:: Source excerpt ::
In a letter to stockholders, the company said it was making significant progress in transforming the company into a “customer-centric, world-competitive Best For All steelmaker” and was entering into the strategic review after receiving multiple unsolicited proposals.

“U. S. Steel’s Board and management team are committed to maximizing value for our stockholders, and to that end, we have commenced a comprehensive and thorough review of strategic alternatives,” David B. Burritt, U. S. Steel’s President, Chief Executive Officer and member of the Board of Directors, said. “This decision follows the Company receiving multiple unsolicited proposals that ranged from the acquisition of certain production assets to consideration for the whole Company. The Board is taking a measured approach to considering these proposals, including seeking more information in order to evaluate proposals that are preliminary and subject to ongoing due diligence and review.”

In late July, U. S. Steel received a proposal from Cleveland-Cliffs of cash and stock to acquire all of U. S. Steel’s outstanding shares. However, U. S. Steel’s board rejected the proposal because it was not able to evaluate the proposal because Cleveland-Cliffs refused to engage in the process to assess valuation and certainty unless U.S. Steel agreed to the economic terms of the proposal in advance.

U. S. Steel confirmed that it has offered to allow Cleveland-Cliffs to participate in the strategic review process.

“U. S. Steel has been on a strategic journey executing a compelling transformation, building out best-in-class EAF steelmaking and finishing capabilities, while reducing our carbon footprint,” Burritt said. “Our balance sheet is stronger than ever, and we are delivering resilient cash flow while prioritizing direct returns to stockholders. The interest demonstrated by the unsolicited proposals received to date is a validation of U. S. Steel’s strategy and successful track record of execution.”

A merger of Cleveland-Cliffs and U. S. Steel would have created a company that would have been one of the top 10 largest steelmakers in the world and one of the top four outside of China.
:::
:: Supplied data ::
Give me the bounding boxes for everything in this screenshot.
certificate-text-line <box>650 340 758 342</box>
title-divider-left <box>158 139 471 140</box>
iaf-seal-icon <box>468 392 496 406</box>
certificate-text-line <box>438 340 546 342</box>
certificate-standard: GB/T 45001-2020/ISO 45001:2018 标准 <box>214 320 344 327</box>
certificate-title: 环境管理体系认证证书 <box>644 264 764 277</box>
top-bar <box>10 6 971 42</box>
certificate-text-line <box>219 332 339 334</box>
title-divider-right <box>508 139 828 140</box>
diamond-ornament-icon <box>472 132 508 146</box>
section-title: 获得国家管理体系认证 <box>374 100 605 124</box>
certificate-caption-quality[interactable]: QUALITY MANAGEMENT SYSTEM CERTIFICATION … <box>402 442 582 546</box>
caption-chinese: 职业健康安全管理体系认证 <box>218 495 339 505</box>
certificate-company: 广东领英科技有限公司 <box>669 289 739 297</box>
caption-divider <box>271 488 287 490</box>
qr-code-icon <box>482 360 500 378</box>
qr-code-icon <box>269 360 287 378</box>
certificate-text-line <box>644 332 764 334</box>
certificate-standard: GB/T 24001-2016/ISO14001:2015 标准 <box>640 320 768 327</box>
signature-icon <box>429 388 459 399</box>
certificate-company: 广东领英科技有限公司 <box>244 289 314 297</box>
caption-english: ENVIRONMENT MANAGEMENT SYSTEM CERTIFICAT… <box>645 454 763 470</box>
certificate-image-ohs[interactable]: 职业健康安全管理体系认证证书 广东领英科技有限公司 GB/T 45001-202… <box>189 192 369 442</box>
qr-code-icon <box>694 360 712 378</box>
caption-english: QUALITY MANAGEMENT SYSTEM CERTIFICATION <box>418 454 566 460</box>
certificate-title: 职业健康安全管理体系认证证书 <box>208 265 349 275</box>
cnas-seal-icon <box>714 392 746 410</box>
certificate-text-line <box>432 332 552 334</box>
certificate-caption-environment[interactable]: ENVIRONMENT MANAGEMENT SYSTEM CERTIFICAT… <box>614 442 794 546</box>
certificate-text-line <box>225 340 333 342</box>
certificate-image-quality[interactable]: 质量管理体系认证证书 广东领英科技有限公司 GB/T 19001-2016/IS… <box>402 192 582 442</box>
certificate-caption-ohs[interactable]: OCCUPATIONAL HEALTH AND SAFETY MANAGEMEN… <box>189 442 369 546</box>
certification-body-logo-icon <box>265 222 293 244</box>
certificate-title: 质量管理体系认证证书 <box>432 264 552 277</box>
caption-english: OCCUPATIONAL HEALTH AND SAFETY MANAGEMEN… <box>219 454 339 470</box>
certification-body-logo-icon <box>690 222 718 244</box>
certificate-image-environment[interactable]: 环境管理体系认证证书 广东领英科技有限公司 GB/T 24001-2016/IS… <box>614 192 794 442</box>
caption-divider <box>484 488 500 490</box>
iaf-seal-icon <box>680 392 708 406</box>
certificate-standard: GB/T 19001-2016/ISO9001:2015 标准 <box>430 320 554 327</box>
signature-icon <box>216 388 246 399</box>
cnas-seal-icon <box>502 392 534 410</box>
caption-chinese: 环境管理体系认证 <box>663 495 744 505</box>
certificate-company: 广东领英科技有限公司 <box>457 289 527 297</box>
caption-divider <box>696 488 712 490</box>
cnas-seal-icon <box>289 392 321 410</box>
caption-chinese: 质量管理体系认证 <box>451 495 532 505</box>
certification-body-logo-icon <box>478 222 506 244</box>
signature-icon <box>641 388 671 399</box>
:::
Work to do =>
A – List every title that the passage on U. S. Steel's strategic review gives for David B. Burritt.
B – Duplicate everything in the passage on U. S. Steel's strategic review from "In late July, U." down to "proposal in advance.".
C – Pick up the passage on U. S. Steel's strategic review after its final sentence and continue it.

Outputs by task =>
A –
President
Chief Executive Officer
member of the Board of Directors

B –
In late July, U. S. Steel received a proposal from Cleveland-Cliffs of cash and stock to acquire all of U. S. Steel’s outstanding shares. However, U. S. Steel’s board rejected the proposal because it was not able to evaluate the proposal because Cleveland-Cliffs refused to engage in the process to assess valuation and certainty unless U.S. Steel agreed to the economic terms of the proposal in advance.

C –
Lourenco Goncalves, Chairman, President and Chief Executive Officer of Cleveland-Cliffs said in a statement that Cleveland-Cliffs was willing to move forward with the proposal, and that U.S. Steel’s rejection of it gave rise to his company’s decision to make the proposal public. Cleveland-Cliffs had offered $35 per share ($17.50 in cash and 1.023 shares of Cleveland-Cliffs stock) for U. S. Steel’s outstanding stock, a 43 percent premium to U. S. Steel’s share price as of August 11.

Under the terms of the United Steelworkers’ (USW) collective bargaining agreement with U. S. Steel, the USW has a right to counter the proposal. USW affirmed in writing it would not counter Cleveland-Cliffs proposal, and instead endorses it.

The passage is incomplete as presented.